• _Problem to work on_: Write the data out again, exactly as given.
** begin Data excerpts **
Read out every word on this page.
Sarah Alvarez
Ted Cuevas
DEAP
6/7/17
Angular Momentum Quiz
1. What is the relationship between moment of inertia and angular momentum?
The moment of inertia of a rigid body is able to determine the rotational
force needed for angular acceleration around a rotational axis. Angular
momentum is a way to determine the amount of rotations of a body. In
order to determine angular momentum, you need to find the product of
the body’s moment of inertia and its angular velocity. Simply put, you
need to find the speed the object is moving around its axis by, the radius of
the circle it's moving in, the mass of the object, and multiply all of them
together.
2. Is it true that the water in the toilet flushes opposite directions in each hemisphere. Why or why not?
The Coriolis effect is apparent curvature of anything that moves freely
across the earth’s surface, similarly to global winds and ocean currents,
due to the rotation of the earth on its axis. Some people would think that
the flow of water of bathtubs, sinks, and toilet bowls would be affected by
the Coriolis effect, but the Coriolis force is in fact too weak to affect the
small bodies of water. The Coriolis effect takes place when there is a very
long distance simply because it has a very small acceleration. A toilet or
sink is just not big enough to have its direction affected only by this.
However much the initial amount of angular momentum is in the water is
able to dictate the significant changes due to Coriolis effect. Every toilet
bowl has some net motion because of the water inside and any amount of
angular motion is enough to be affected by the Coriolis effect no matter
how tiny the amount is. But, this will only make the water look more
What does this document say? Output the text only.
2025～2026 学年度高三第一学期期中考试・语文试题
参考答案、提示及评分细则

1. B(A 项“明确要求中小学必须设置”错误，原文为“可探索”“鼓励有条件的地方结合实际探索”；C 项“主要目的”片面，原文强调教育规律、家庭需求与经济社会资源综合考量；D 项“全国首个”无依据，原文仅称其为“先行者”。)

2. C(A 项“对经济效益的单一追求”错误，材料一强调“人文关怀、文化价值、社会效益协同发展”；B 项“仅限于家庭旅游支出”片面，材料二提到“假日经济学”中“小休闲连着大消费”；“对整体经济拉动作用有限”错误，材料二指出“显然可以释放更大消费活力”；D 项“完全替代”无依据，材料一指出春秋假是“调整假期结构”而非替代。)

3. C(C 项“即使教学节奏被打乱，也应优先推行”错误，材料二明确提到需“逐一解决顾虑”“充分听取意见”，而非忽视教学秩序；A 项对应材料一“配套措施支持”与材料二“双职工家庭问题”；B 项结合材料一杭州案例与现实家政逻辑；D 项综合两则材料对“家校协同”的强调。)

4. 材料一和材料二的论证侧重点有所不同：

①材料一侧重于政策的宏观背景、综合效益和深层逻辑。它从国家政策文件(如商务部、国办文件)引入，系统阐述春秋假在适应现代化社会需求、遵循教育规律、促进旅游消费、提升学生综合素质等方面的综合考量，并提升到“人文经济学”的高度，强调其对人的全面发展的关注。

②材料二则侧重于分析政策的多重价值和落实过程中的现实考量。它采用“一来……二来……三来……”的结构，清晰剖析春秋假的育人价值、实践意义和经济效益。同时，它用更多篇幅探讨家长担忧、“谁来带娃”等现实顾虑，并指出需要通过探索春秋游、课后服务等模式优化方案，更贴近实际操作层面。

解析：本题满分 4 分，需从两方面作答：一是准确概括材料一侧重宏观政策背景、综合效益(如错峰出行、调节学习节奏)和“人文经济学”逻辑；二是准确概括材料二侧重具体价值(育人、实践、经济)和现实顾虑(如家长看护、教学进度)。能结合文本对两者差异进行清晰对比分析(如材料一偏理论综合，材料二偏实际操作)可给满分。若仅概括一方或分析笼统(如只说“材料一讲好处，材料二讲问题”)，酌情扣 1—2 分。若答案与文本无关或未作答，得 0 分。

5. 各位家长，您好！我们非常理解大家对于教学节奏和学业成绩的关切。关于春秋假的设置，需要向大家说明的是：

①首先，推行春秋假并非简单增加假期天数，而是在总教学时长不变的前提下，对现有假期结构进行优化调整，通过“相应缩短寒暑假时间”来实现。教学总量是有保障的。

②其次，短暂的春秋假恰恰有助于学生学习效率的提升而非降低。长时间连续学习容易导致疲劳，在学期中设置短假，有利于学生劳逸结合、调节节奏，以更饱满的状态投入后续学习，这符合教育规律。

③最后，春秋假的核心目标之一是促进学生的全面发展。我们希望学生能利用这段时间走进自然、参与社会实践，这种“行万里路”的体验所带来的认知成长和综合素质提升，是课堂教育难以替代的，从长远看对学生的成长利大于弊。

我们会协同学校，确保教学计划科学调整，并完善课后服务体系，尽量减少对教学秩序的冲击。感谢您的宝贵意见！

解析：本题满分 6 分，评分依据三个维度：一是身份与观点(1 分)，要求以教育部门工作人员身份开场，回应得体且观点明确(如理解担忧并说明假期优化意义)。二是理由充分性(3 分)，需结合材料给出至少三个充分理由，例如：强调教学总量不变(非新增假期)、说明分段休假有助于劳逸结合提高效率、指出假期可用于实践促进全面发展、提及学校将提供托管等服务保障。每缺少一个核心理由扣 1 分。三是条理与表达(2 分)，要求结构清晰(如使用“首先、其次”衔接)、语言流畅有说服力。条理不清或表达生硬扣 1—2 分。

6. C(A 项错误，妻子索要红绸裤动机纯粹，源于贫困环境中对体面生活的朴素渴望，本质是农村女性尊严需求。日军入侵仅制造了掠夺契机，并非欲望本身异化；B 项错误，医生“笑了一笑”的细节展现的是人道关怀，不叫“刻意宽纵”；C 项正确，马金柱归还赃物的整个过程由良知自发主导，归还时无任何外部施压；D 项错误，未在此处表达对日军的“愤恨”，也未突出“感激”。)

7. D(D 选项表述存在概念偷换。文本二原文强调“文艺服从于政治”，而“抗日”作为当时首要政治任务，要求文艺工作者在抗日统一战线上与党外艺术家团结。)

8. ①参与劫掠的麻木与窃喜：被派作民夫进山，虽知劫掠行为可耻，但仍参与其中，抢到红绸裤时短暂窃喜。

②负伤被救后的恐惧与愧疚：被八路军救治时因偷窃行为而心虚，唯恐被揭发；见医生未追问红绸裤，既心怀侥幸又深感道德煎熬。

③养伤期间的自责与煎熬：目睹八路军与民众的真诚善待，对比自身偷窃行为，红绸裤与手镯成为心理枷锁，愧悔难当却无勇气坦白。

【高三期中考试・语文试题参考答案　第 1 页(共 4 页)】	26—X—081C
** end Data excerpts **
• _Exercise answer_:
Read out every word on this page.
Sarah Alvarez
Ted Cuevas
DEAP
6/7/17
Angular Momentum Quiz
1. What is the relationship between moment of inertia and angular momentum?
The moment of inertia of a rigid body is able to determine the rotational
force needed for angular acceleration around a rotational axis. Angular
momentum is a way to determine the amount of rotations of a body. In
order to determine angular momentum, you need to find the product of
the body’s moment of inertia and its angular velocity. Simply put, you
need to find the speed the object is moving around its axis by, the radius of
the circle it's moving in, the mass of the object, and multiply all of them
together.
2. Is it true that the water in the toilet flushes opposite directions in each hemisphere. Why or why not?
The Coriolis effect is apparent curvature of anything that moves freely
across the earth’s surface, similarly to global winds and ocean currents,
due to the rotation of the earth on its axis. Some people would think that
the flow of water of bathtubs, sinks, and toilet bowls would be affected by
the Coriolis effect, but the Coriolis force is in fact too weak to affect the
small bodies of water. The Coriolis effect takes place when there is a very
long distance simply because it has a very small acceleration. A toilet or
sink is just not big enough to have its direction affected only by this.
However much the initial amount of angular momentum is in the water is
able to dictate the significant changes due to Coriolis effect. Every toilet
bowl has some net motion because of the water inside and any amount of
angular motion is enough to be affected by the Coriolis effect no matter
how tiny the amount is. But, this will only make the water look more
What does this document say? Output the text only.
2025～2026 学年度高三第一学期期中考试・语文试题
参考答案、提示及评分细则

1. B(A 项“明确要求中小学必须设置”错误，原文为“可探索”“鼓励有条件的地方结合实际探索”；C 项“主要目的”片面，原文强调教育规律、家庭需求与经济社会资源综合考量；D 项“全国首个”无依据，原文仅称其为“先行者”。)

2. C(A 项“对经济效益的单一追求”错误，材料一强调“人文关怀、文化价值、社会效益协同发展”；B 项“仅限于家庭旅游支出”片面，材料二提到“假日经济学”中“小休闲连着大消费”；“对整体经济拉动作用有限”错误，材料二指出“显然可以释放更大消费活力”；D 项“完全替代”无依据，材料一指出春秋假是“调整假期结构”而非替代。)

3. C(C 项“即使教学节奏被打乱，也应优先推行”错误，材料二明确提到需“逐一解决顾虑”“充分听取意见”，而非忽视教学秩序；A 项对应材料一“配套措施支持”与材料二“双职工家庭问题”；B 项结合材料一杭州案例与现实家政逻辑；D 项综合两则材料对“家校协同”的强调。)

4. 材料一和材料二的论证侧重点有所不同：

①材料一侧重于政策的宏观背景、综合效益和深层逻辑。它从国家政策文件(如商务部、国办文件)引入，系统阐述春秋假在适应现代化社会需求、遵循教育规律、促进旅游消费、提升学生综合素质等方面的综合考量，并提升到“人文经济学”的高度，强调其对人的全面发展的关注。

②材料二则侧重于分析政策的多重价值和落实过程中的现实考量。它采用“一来……二来……三来……”的结构，清晰剖析春秋假的育人价值、实践意义和经济效益。同时，它用更多篇幅探讨家长担忧、“谁来带娃”等现实顾虑，并指出需要通过探索春秋游、课后服务等模式优化方案，更贴近实际操作层面。

解析：本题满分 4 分，需从两方面作答：一是准确概括材料一侧重宏观政策背景、综合效益(如错峰出行、调节学习节奏)和“人文经济学”逻辑；二是准确概括材料二侧重具体价值(育人、实践、经济)和现实顾虑(如家长看护、教学进度)。能结合文本对两者差异进行清晰对比分析(如材料一偏理论综合，材料二偏实际操作)可给满分。若仅概括一方或分析笼统(如只说“材料一讲好处，材料二讲问题”)，酌情扣 1—2 分。若答案与文本无关或未作答，得 0 分。

5. 各位家长，您好！我们非常理解大家对于教学节奏和学业成绩的关切。关于春秋假的设置，需要向大家说明的是：

①首先，推行春秋假并非简单增加假期天数，而是在总教学时长不变的前提下，对现有假期结构进行优化调整，通过“相应缩短寒暑假时间”来实现。教学总量是有保障的。

②其次，短暂的春秋假恰恰有助于学生学习效率的提升而非降低。长时间连续学习容易导致疲劳，在学期中设置短假，有利于学生劳逸结合、调节节奏，以更饱满的状态投入后续学习，这符合教育规律。

③最后，春秋假的核心目标之一是促进学生的全面发展。我们希望学生能利用这段时间走进自然、参与社会实践，这种“行万里路”的体验所带来的认知成长和综合素质提升，是课堂教育难以替代的，从长远看对学生的成长利大于弊。

我们会协同学校，确保教学计划科学调整，并完善课后服务体系，尽量减少对教学秩序的冲击。感谢您的宝贵意见！

解析：本题满分 6 分，评分依据三个维度：一是身份与观点(1 分)，要求以教育部门工作人员身份开场，回应得体且观点明确(如理解担忧并说明假期优化意义)。二是理由充分性(3 分)，需结合材料给出至少三个充分理由，例如：强调教学总量不变(非新增假期)、说明分段休假有助于劳逸结合提高效率、指出假期可用于实践促进全面发展、提及学校将提供托管等服务保障。每缺少一个核心理由扣 1 分。三是条理与表达(2 分)，要求结构清晰(如使用“首先、其次”衔接)、语言流畅有说服力。条理不清或表达生硬扣 1—2 分。

6. C(A 项错误，妻子索要红绸裤动机纯粹，源于贫困环境中对体面生活的朴素渴望，本质是农村女性尊严需求。日军入侵仅制造了掠夺契机，并非欲望本身异化；B 项错误，医生“笑了一笑”的细节展现的是人道关怀，不叫“刻意宽纵”；C 项正确，马金柱归还赃物的整个过程由良知自发主导，归还时无任何外部施压；D 项错误，未在此处表达对日军的“愤恨”，也未突出“感激”。)

7. D(D 选项表述存在概念偷换。文本二原文强调“文艺服从于政治”，而“抗日”作为当时首要政治任务，要求文艺工作者在抗日统一战线上与党外艺术家团结。)

8. ①参与劫掠的麻木与窃喜：被派作民夫进山，虽知劫掠行为可耻，但仍参与其中，抢到红绸裤时短暂窃喜。

②负伤被救后的恐惧与愧疚：被八路军救治时因偷窃行为而心虚，唯恐被揭发；见医生未追问红绸裤，既心怀侥幸又深感道德煎熬。

③养伤期间的自责与煎熬：目睹八路军与民众的真诚善待，对比自身偷窃行为，红绸裤与手镯成为心理枷锁，愧悔难当却无勇气坦白。

【高三期中考试・语文试题参考答案　第 1 页(共 4 页)】	26—X—081C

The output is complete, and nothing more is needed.